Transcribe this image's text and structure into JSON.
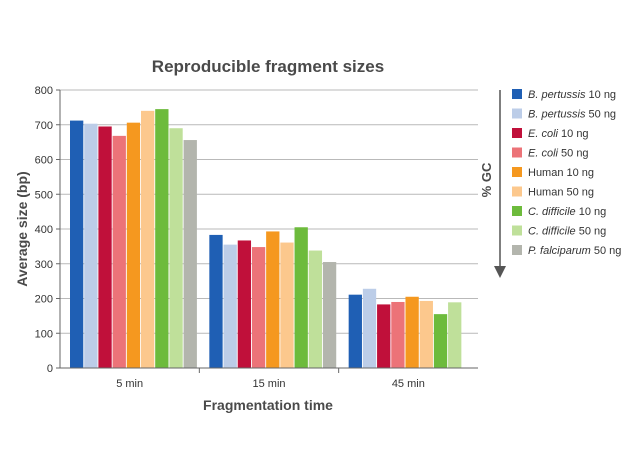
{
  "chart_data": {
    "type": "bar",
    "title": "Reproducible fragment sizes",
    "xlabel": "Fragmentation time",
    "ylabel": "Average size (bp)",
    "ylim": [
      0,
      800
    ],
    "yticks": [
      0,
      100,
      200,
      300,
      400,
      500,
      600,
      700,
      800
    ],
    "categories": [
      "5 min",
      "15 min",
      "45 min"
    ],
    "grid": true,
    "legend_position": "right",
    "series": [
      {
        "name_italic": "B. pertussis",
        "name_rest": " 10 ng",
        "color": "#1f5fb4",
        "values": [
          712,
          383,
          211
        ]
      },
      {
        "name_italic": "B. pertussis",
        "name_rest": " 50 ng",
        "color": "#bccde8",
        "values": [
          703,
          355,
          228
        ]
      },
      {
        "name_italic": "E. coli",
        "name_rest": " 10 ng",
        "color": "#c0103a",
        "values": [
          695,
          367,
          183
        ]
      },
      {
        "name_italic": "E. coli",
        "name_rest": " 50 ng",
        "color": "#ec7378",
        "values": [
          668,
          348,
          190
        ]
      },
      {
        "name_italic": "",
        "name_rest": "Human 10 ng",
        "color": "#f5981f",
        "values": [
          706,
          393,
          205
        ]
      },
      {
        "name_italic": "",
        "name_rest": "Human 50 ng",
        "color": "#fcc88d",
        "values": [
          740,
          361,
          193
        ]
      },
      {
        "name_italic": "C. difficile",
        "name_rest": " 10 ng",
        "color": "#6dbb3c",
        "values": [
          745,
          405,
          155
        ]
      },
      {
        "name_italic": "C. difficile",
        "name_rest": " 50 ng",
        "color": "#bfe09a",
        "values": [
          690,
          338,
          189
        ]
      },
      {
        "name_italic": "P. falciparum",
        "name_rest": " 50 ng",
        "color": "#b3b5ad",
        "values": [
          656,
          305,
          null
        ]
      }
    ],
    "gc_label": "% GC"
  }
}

__________________________________________________

Restate each entry word for word, please, but drop any images it holds.

• [Solution to the problem]:
Transcribe this image's text and structure into JSON.
{
  "chart_data": {
    "type": "bar",
    "title": "Reproducible fragment sizes",
    "xlabel": "Fragmentation time",
    "ylabel": "Average size (bp)",
    "ylim": [
      0,
      800
    ],
    "yticks": [
      0,
      100,
      200,
      300,
      400,
      500,
      600,
      700,
      800
    ],
    "categories": [
      "5 min",
      "15 min",
      "45 min"
    ],
    "grid": true,
    "legend_position": "right",
    "series": [
      {
        "name_italic": "B. pertussis",
        "name_rest": " 10 ng",
        "color": "#1f5fb4",
        "values": [
          712,
          383,
          211
        ]
      },
      {
        "name_italic": "B. pertussis",
        "name_rest": " 50 ng",
        "color": "#bccde8",
        "values": [
          703,
          355,
          228
        ]
      },
      {
        "name_italic": "E. coli",
        "name_rest": " 10 ng",
        "color": "#c0103a",
        "values": [
          695,
          367,
          183
        ]
      },
      {
        "name_italic": "E. coli",
        "name_rest": " 50 ng",
        "color": "#ec7378",
        "values": [
          668,
          348,
          190
        ]
      },
      {
        "name_italic": "",
        "name_rest": "Human 10 ng",
        "color": "#f5981f",
        "values": [
          706,
          393,
          205
        ]
      },
      {
        "name_italic": "",
        "name_rest": "Human 50 ng",
        "color": "#fcc88d",
        "values": [
          740,
          361,
          193
        ]
      },
      {
        "name_italic": "C. difficile",
        "name_rest": " 10 ng",
        "color": "#6dbb3c",
        "values": [
          745,
          405,
          155
        ]
      },
      {
        "name_italic": "C. difficile",
        "name_rest": " 50 ng",
        "color": "#bfe09a",
        "values": [
          690,
          338,
          189
        ]
      },
      {
        "name_italic": "P. falciparum",
        "name_rest": " 50 ng",
        "color": "#b3b5ad",
        "values": [
          656,
          305,
          null
        ]
      }
    ],
    "gc_label": "% GC"
  }
}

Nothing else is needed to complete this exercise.